• What you are asked to do: Select the lines below containing the word "Transpiration".

• Excerpted data:

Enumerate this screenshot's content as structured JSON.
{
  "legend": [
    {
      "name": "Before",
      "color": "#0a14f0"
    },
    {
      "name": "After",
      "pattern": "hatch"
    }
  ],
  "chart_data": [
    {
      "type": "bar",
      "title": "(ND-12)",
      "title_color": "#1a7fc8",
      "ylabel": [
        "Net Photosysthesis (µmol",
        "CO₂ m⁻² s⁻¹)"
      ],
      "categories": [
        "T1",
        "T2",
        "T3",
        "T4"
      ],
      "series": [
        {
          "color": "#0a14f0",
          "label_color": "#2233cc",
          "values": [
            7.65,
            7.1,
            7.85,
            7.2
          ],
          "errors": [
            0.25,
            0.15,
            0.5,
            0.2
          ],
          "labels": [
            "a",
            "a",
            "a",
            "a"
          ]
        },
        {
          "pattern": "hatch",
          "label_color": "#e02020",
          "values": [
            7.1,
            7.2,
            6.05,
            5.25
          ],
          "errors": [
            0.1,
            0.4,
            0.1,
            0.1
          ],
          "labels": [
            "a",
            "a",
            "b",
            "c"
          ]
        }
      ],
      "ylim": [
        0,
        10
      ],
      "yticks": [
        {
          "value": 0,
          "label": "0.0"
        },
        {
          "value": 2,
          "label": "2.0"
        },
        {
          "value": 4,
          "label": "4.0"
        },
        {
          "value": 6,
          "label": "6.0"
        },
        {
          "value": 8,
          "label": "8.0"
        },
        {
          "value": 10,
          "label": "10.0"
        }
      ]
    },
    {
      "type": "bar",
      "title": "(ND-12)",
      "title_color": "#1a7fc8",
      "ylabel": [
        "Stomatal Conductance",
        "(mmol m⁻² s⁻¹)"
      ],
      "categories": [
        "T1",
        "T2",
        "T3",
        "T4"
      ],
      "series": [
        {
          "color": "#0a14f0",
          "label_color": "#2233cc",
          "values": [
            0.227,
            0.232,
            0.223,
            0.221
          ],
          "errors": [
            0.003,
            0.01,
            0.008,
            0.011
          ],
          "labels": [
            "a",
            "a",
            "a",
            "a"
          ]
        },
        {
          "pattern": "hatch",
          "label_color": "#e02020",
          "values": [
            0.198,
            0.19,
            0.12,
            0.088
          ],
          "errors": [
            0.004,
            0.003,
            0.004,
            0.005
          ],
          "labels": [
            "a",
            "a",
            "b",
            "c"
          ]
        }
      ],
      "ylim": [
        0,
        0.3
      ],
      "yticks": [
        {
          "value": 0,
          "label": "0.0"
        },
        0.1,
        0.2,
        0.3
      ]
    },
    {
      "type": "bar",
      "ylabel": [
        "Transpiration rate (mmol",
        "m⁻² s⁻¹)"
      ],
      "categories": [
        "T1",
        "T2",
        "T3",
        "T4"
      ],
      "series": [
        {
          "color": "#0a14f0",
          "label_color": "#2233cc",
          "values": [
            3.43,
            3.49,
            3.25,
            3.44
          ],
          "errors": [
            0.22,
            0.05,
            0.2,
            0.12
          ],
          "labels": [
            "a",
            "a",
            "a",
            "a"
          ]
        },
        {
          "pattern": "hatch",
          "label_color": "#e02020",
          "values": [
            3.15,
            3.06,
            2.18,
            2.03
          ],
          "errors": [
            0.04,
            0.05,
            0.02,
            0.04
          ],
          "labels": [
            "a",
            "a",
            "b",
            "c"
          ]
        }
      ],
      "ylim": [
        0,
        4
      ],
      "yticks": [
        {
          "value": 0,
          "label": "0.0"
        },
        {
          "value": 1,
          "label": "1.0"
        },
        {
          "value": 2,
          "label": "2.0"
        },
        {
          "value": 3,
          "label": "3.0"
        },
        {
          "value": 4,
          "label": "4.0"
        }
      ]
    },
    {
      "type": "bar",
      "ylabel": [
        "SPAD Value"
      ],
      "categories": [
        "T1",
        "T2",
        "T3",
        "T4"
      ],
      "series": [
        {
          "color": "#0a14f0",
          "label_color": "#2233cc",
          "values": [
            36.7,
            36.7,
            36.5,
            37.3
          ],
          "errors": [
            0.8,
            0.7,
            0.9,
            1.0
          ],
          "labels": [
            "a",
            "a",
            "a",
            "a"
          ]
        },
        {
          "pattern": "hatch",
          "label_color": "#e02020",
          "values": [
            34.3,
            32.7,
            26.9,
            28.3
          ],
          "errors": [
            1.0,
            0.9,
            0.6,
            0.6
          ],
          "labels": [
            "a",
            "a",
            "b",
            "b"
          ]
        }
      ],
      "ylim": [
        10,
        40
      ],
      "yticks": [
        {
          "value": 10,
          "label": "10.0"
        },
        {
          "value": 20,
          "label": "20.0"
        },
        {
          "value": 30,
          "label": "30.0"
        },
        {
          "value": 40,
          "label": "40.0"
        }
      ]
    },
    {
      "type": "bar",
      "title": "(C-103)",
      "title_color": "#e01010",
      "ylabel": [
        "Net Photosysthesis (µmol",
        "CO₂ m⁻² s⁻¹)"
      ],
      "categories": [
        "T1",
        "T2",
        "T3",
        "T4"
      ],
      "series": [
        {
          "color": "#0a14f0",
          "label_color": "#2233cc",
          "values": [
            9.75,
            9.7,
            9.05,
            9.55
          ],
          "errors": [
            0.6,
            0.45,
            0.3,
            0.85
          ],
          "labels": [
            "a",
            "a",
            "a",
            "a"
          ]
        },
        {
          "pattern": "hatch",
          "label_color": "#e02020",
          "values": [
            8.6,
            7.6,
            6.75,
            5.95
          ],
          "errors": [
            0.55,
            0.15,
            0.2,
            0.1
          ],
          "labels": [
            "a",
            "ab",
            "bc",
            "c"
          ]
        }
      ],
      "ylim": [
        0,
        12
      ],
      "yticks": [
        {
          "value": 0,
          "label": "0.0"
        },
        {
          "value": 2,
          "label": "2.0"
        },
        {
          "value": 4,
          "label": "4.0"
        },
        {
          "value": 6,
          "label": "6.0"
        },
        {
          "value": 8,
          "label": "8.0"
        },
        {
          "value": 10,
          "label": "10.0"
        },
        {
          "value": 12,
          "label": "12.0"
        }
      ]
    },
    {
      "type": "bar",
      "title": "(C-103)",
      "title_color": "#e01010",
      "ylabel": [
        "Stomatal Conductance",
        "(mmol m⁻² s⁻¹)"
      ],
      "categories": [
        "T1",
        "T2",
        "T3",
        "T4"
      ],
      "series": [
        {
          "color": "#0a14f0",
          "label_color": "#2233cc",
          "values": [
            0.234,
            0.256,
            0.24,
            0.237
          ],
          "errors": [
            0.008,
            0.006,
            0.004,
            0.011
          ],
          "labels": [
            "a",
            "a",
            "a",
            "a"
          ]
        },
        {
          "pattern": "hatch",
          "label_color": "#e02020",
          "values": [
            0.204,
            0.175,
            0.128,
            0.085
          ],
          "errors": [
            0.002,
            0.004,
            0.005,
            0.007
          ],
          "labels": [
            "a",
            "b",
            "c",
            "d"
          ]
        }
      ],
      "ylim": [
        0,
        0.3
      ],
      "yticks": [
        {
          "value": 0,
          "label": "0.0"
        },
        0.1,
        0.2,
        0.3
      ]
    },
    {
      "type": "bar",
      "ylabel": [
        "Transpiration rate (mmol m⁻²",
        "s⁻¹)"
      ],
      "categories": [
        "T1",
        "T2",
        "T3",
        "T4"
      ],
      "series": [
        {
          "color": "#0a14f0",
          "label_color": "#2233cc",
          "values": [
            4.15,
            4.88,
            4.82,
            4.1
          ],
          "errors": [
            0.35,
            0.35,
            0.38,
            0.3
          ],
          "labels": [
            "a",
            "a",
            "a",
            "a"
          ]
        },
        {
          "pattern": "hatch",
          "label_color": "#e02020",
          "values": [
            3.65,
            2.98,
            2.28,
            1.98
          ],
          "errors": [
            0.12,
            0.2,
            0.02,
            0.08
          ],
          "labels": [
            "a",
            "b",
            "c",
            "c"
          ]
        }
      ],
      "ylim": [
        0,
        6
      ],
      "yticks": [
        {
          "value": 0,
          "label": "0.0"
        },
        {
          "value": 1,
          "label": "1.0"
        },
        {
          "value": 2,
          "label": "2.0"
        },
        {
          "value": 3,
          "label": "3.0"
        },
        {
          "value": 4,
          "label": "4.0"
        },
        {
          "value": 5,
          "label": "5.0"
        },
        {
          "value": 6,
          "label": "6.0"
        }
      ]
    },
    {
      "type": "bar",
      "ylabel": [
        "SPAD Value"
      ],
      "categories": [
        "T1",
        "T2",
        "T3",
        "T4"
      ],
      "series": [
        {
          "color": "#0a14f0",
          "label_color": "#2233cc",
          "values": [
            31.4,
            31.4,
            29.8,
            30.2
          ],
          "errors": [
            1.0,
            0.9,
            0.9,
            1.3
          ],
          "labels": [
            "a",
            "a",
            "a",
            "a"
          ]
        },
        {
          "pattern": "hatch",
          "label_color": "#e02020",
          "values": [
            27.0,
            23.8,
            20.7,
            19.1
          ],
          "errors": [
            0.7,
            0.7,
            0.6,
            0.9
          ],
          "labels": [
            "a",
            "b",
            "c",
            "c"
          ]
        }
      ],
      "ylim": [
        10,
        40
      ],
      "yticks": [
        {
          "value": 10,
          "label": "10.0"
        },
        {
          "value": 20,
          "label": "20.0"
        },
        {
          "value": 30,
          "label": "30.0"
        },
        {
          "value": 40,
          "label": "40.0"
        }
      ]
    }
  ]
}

• Problem solution:
        "Transpiration rate (mmol",
        "Transpiration rate (mmol m⁻²",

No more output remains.